• **STATED GOAL**:
Leaving out the pictures, retype all the material exactly.

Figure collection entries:
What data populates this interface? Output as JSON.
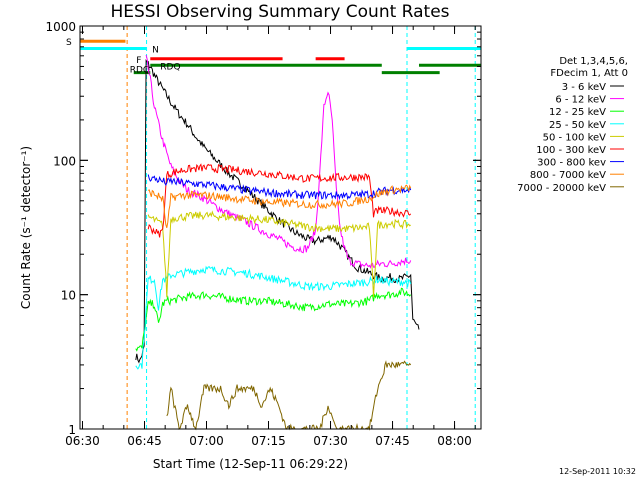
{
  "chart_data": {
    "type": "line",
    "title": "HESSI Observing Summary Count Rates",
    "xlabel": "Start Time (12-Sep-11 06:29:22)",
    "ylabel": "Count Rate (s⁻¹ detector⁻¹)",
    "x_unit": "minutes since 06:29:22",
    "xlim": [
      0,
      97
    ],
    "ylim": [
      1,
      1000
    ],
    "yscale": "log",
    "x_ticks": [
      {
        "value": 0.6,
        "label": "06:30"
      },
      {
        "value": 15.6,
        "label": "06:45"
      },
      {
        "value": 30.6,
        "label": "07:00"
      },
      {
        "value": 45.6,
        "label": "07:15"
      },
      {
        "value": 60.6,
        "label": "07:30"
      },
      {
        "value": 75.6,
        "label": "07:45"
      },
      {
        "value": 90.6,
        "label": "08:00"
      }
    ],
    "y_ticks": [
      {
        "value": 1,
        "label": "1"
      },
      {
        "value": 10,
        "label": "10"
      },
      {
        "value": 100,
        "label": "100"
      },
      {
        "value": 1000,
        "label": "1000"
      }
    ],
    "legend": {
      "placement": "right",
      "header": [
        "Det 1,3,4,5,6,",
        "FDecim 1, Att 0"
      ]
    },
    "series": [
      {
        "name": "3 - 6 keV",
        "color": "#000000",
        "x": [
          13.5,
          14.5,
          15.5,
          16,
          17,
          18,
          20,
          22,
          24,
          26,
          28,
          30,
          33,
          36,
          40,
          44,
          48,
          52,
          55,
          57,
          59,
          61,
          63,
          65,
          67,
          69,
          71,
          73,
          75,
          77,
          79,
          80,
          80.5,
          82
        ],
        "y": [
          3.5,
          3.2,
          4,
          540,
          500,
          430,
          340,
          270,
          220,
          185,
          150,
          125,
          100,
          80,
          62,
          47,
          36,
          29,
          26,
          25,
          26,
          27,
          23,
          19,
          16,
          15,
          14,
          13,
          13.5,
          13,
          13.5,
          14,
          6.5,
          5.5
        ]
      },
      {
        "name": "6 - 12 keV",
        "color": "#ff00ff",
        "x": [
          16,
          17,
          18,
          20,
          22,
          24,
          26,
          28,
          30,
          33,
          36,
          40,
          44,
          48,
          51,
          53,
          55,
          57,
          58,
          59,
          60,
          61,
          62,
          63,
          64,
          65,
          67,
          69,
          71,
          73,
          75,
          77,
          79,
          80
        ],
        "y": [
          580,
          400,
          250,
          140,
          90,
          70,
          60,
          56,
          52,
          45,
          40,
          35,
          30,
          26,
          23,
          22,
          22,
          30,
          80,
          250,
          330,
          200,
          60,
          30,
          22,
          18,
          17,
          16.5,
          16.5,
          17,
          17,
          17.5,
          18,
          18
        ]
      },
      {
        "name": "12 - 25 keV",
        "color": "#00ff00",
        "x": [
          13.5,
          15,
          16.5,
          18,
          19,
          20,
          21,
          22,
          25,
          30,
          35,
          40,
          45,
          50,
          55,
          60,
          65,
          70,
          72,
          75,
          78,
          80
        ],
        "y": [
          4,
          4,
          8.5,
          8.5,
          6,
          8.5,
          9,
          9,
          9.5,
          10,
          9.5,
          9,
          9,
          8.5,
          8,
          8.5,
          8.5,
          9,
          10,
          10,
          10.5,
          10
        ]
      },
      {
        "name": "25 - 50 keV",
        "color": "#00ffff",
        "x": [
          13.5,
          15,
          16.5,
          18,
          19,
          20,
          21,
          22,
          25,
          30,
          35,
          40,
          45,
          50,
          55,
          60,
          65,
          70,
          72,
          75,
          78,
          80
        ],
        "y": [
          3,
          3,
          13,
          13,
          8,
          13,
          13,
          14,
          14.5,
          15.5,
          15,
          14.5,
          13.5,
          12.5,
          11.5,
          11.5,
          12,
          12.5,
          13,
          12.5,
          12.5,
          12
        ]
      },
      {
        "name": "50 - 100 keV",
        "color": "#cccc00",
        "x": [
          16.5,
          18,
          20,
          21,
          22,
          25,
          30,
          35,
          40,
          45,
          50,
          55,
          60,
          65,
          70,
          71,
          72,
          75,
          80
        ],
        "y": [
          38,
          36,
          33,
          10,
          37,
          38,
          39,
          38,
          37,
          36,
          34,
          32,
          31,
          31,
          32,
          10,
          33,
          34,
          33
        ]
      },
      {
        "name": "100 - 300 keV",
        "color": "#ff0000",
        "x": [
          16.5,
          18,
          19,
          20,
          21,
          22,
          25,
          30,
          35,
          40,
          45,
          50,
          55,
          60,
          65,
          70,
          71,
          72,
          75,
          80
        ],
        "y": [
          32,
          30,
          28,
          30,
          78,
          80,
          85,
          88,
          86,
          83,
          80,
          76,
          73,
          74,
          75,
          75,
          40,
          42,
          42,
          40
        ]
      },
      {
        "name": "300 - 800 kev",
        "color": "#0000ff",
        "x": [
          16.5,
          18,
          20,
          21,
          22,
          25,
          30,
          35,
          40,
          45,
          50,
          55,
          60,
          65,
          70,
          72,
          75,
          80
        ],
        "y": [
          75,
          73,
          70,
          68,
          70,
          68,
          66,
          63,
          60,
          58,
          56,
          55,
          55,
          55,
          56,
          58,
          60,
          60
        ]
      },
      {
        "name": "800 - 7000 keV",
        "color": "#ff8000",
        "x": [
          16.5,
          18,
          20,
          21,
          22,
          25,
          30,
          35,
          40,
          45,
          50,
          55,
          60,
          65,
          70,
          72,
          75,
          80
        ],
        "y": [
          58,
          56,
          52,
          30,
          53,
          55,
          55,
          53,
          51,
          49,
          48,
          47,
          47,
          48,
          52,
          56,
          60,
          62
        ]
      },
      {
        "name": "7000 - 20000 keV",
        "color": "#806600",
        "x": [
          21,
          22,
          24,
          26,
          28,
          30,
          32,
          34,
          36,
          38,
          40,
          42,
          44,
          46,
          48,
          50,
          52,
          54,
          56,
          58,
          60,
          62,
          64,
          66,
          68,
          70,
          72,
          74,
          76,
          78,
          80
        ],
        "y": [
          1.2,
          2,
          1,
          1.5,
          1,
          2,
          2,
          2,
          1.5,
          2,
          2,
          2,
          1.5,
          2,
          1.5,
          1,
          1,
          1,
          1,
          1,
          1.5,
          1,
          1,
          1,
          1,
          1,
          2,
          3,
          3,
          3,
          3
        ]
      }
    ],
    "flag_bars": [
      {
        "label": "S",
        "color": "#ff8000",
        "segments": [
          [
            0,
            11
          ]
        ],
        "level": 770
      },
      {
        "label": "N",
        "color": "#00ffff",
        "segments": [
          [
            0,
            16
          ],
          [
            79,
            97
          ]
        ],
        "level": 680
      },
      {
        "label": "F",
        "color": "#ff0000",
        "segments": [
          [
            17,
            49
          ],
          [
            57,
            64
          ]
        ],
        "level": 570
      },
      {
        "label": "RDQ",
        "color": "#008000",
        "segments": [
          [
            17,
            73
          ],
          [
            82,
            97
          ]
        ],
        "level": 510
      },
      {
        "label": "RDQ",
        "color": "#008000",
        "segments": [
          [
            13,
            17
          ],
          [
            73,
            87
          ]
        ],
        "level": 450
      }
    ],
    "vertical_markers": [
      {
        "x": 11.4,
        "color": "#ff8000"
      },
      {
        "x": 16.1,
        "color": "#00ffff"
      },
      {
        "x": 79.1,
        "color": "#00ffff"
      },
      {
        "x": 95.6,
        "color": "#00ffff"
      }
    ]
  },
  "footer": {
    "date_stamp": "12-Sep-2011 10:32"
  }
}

• **REPLY TO THE EXERCISE**:
What data populates this interface? Output as JSON.
{
  "chart_data": {
    "type": "line",
    "title": "HESSI Observing Summary Count Rates",
    "xlabel": "Start Time (12-Sep-11 06:29:22)",
    "ylabel": "Count Rate (s⁻¹ detector⁻¹)",
    "x_unit": "minutes since 06:29:22",
    "xlim": [
      0,
      97
    ],
    "ylim": [
      1,
      1000
    ],
    "yscale": "log",
    "x_ticks": [
      {
        "value": 0.6,
        "label": "06:30"
      },
      {
        "value": 15.6,
        "label": "06:45"
      },
      {
        "value": 30.6,
        "label": "07:00"
      },
      {
        "value": 45.6,
        "label": "07:15"
      },
      {
        "value": 60.6,
        "label": "07:30"
      },
      {
        "value": 75.6,
        "label": "07:45"
      },
      {
        "value": 90.6,
        "label": "08:00"
      }
    ],
    "y_ticks": [
      {
        "value": 1,
        "label": "1"
      },
      {
        "value": 10,
        "label": "10"
      },
      {
        "value": 100,
        "label": "100"
      },
      {
        "value": 1000,
        "label": "1000"
      }
    ],
    "legend": {
      "placement": "right",
      "header": [
        "Det 1,3,4,5,6,",
        "FDecim 1, Att 0"
      ]
    },
    "series": [
      {
        "name": "3 - 6 keV",
        "color": "#000000",
        "x": [
          13.5,
          14.5,
          15.5,
          16,
          17,
          18,
          20,
          22,
          24,
          26,
          28,
          30,
          33,
          36,
          40,
          44,
          48,
          52,
          55,
          57,
          59,
          61,
          63,
          65,
          67,
          69,
          71,
          73,
          75,
          77,
          79,
          80,
          80.5,
          82
        ],
        "y": [
          3.5,
          3.2,
          4,
          540,
          500,
          430,
          340,
          270,
          220,
          185,
          150,
          125,
          100,
          80,
          62,
          47,
          36,
          29,
          26,
          25,
          26,
          27,
          23,
          19,
          16,
          15,
          14,
          13,
          13.5,
          13,
          13.5,
          14,
          6.5,
          5.5
        ]
      },
      {
        "name": "6 - 12 keV",
        "color": "#ff00ff",
        "x": [
          16,
          17,
          18,
          20,
          22,
          24,
          26,
          28,
          30,
          33,
          36,
          40,
          44,
          48,
          51,
          53,
          55,
          57,
          58,
          59,
          60,
          61,
          62,
          63,
          64,
          65,
          67,
          69,
          71,
          73,
          75,
          77,
          79,
          80
        ],
        "y": [
          580,
          400,
          250,
          140,
          90,
          70,
          60,
          56,
          52,
          45,
          40,
          35,
          30,
          26,
          23,
          22,
          22,
          30,
          80,
          250,
          330,
          200,
          60,
          30,
          22,
          18,
          17,
          16.5,
          16.5,
          17,
          17,
          17.5,
          18,
          18
        ]
      },
      {
        "name": "12 - 25 keV",
        "color": "#00ff00",
        "x": [
          13.5,
          15,
          16.5,
          18,
          19,
          20,
          21,
          22,
          25,
          30,
          35,
          40,
          45,
          50,
          55,
          60,
          65,
          70,
          72,
          75,
          78,
          80
        ],
        "y": [
          4,
          4,
          8.5,
          8.5,
          6,
          8.5,
          9,
          9,
          9.5,
          10,
          9.5,
          9,
          9,
          8.5,
          8,
          8.5,
          8.5,
          9,
          10,
          10,
          10.5,
          10
        ]
      },
      {
        "name": "25 - 50 keV",
        "color": "#00ffff",
        "x": [
          13.5,
          15,
          16.5,
          18,
          19,
          20,
          21,
          22,
          25,
          30,
          35,
          40,
          45,
          50,
          55,
          60,
          65,
          70,
          72,
          75,
          78,
          80
        ],
        "y": [
          3,
          3,
          13,
          13,
          8,
          13,
          13,
          14,
          14.5,
          15.5,
          15,
          14.5,
          13.5,
          12.5,
          11.5,
          11.5,
          12,
          12.5,
          13,
          12.5,
          12.5,
          12
        ]
      },
      {
        "name": "50 - 100 keV",
        "color": "#cccc00",
        "x": [
          16.5,
          18,
          20,
          21,
          22,
          25,
          30,
          35,
          40,
          45,
          50,
          55,
          60,
          65,
          70,
          71,
          72,
          75,
          80
        ],
        "y": [
          38,
          36,
          33,
          10,
          37,
          38,
          39,
          38,
          37,
          36,
          34,
          32,
          31,
          31,
          32,
          10,
          33,
          34,
          33
        ]
      },
      {
        "name": "100 - 300 keV",
        "color": "#ff0000",
        "x": [
          16.5,
          18,
          19,
          20,
          21,
          22,
          25,
          30,
          35,
          40,
          45,
          50,
          55,
          60,
          65,
          70,
          71,
          72,
          75,
          80
        ],
        "y": [
          32,
          30,
          28,
          30,
          78,
          80,
          85,
          88,
          86,
          83,
          80,
          76,
          73,
          74,
          75,
          75,
          40,
          42,
          42,
          40
        ]
      },
      {
        "name": "300 - 800 kev",
        "color": "#0000ff",
        "x": [
          16.5,
          18,
          20,
          21,
          22,
          25,
          30,
          35,
          40,
          45,
          50,
          55,
          60,
          65,
          70,
          72,
          75,
          80
        ],
        "y": [
          75,
          73,
          70,
          68,
          70,
          68,
          66,
          63,
          60,
          58,
          56,
          55,
          55,
          55,
          56,
          58,
          60,
          60
        ]
      },
      {
        "name": "800 - 7000 keV",
        "color": "#ff8000",
        "x": [
          16.5,
          18,
          20,
          21,
          22,
          25,
          30,
          35,
          40,
          45,
          50,
          55,
          60,
          65,
          70,
          72,
          75,
          80
        ],
        "y": [
          58,
          56,
          52,
          30,
          53,
          55,
          55,
          53,
          51,
          49,
          48,
          47,
          47,
          48,
          52,
          56,
          60,
          62
        ]
      },
      {
        "name": "7000 - 20000 keV",
        "color": "#806600",
        "x": [
          21,
          22,
          24,
          26,
          28,
          30,
          32,
          34,
          36,
          38,
          40,
          42,
          44,
          46,
          48,
          50,
          52,
          54,
          56,
          58,
          60,
          62,
          64,
          66,
          68,
          70,
          72,
          74,
          76,
          78,
          80
        ],
        "y": [
          1.2,
          2,
          1,
          1.5,
          1,
          2,
          2,
          2,
          1.5,
          2,
          2,
          2,
          1.5,
          2,
          1.5,
          1,
          1,
          1,
          1,
          1,
          1.5,
          1,
          1,
          1,
          1,
          1,
          2,
          3,
          3,
          3,
          3
        ]
      }
    ],
    "flag_bars": [
      {
        "label": "S",
        "color": "#ff8000",
        "segments": [
          [
            0,
            11
          ]
        ],
        "level": 770
      },
      {
        "label": "N",
        "color": "#00ffff",
        "segments": [
          [
            0,
            16
          ],
          [
            79,
            97
          ]
        ],
        "level": 680
      },
      {
        "label": "F",
        "color": "#ff0000",
        "segments": [
          [
            17,
            49
          ],
          [
            57,
            64
          ]
        ],
        "level": 570
      },
      {
        "label": "RDQ",
        "color": "#008000",
        "segments": [
          [
            17,
            73
          ],
          [
            82,
            97
          ]
        ],
        "level": 510
      },
      {
        "label": "RDQ",
        "color": "#008000",
        "segments": [
          [
            13,
            17
          ],
          [
            73,
            87
          ]
        ],
        "level": 450
      }
    ],
    "vertical_markers": [
      {
        "x": 11.4,
        "color": "#ff8000"
      },
      {
        "x": 16.1,
        "color": "#00ffff"
      },
      {
        "x": 79.1,
        "color": "#00ffff"
      },
      {
        "x": 95.6,
        "color": "#00ffff"
      }
    ]
  },
  "footer": {
    "date_stamp": "12-Sep-2011 10:32"
  }
}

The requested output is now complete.